* WHAT TO DO *
In the records below, find each line with the word "этом" and copy it.

* DATA EXCERPTS *

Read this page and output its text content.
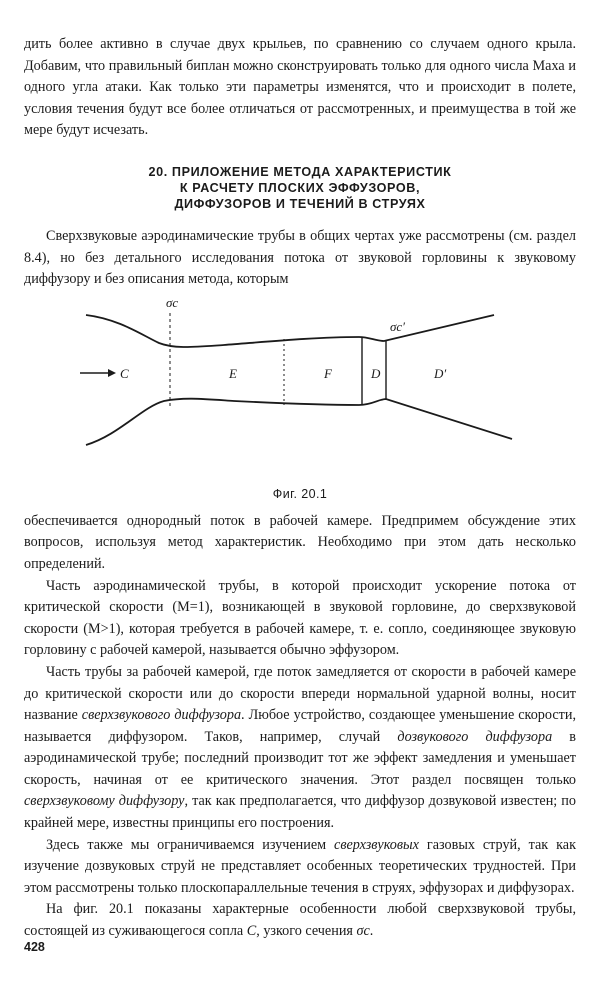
дить более активно в случае двух крыльев, по сравнению со случаем одного крыла. Добавим, что правильный биплан можно сконструировать только для одного числа Маха и одного угла атаки. Как только эти параметры изменятся, что и происходит в полете, условия течения будут все более отличаться от рассмотренных, и преимущества в той же мере будут исчезать.

20. ПРИЛОЖЕНИЕ МЕТОДА ХАРАКТЕРИСТИК
К РАСЧЕТУ ПЛОСКИХ ЭФФУЗОРОВ,
ДИФФУЗОРОВ И ТЕЧЕНИЙ В СТРУЯХ

Сверхзвуковые аэродинамические трубы в общих чертах уже рассмотрены (см. раздел 8.4), но без детального исследования потока от звуковой горловины к звуковому диффузору и без описания метода, которым

σc
σc′
C	E	F	D	D′
Фиг. 20.1

обеспечивается однородный поток в рабочей камере. Предпримем обсуждение этих вопросов, используя метод характеристик. Необходимо при этом дать несколько определений.

Часть аэродинамической трубы, в которой происходит ускорение потока от критической скорости (M=1), возникающей в звуковой горловине, до сверхзвуковой скорости (M>1), которая требуется в рабочей камере, т. е. сопло, соединяющее звуковую горловину с рабочей камерой, называется обычно эффузором.

Часть трубы за рабочей камерой, где поток замедляется от скорости в рабочей камере до критической скорости или до скорости впереди нормальной ударной волны, носит название сверхзвукового диффузора. Любое устройство, создающее уменьшение скорости, называется диффузором. Таков, например, случай дозвукового диффузора в аэродинамической трубе; последний производит тот же эффект замедления и уменьшает скорость, начиная от ее критического значения. Этот раздел посвящен только сверхзвуковому диффузору, так как предполагается, что диффузор дозвуковой известен; по крайней мере, известны принципы его построения.

Здесь также мы ограничиваемся изучением сверхзвуковых газовых струй, так как изучение дозвуковых струй не представляет особенных теоретических трудностей. При этом рассмотрены только плоскопараллельные течения в струях, эффузорах и диффузорах.

На фиг. 20.1 показаны характерные особенности любой сверхзвуковой трубы, состоящей из суживающегося сопла C, узкого сечения σc.

428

* WRITTEN RESPONSE *
обеспечивается однородный поток в рабочей камере. Предпримем обсуждение этих вопросов, используя метод характеристик. Необходимо при этом дать несколько определений.
Здесь также мы ограничиваемся изучением сверхзвуковых газовых струй, так как изучение дозвуковых струй не представляет особенных теоретических трудностей. При этом рассмотрены только плоскопараллельные течения в струях, эффузорах и диффузорах.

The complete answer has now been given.